→ MATERIAL
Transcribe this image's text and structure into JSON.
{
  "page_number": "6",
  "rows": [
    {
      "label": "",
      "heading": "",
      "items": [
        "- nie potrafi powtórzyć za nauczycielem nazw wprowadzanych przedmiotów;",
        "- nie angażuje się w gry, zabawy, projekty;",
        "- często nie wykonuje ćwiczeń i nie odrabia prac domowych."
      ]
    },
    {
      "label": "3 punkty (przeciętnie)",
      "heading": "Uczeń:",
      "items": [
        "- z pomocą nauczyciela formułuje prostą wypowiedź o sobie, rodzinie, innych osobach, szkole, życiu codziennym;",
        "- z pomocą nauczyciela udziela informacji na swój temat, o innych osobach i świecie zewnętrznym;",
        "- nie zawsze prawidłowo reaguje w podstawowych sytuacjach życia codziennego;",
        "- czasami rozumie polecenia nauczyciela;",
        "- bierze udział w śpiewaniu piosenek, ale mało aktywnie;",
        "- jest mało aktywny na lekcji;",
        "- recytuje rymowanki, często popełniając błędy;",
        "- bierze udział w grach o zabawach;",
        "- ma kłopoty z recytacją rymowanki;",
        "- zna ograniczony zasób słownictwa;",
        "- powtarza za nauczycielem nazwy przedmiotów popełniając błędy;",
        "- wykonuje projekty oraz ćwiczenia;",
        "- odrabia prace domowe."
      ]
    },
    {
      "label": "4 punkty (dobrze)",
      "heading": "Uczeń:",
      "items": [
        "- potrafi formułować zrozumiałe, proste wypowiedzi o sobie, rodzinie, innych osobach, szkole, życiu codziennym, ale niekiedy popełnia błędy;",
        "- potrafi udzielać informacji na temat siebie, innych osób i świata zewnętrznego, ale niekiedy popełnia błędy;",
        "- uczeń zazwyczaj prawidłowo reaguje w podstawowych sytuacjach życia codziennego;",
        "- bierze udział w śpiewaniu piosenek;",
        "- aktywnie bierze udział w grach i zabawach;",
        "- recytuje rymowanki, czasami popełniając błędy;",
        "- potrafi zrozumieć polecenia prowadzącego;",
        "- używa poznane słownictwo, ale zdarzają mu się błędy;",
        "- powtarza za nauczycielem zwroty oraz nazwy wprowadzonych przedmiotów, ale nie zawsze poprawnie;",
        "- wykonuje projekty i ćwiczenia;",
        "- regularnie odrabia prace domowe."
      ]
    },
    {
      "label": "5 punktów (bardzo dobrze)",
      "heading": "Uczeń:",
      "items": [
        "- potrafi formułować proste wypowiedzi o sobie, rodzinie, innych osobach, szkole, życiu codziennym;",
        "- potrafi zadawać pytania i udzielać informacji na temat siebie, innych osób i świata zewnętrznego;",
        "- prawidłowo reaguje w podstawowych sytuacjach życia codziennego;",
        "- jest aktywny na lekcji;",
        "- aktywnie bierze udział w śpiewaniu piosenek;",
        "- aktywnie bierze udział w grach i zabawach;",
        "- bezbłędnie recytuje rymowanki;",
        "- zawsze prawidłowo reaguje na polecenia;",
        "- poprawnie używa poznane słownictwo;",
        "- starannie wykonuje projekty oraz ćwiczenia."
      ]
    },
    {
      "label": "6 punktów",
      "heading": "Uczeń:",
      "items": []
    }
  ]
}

→ WRITTEN INSTRUCTION
From the entries above, select each line containing the string "mało".

→ EXERCISE RESPONSE
        "- bierze udział w śpiewaniu piosenek, ale mało aktywnie;",
        "- jest mało aktywny na lekcji;",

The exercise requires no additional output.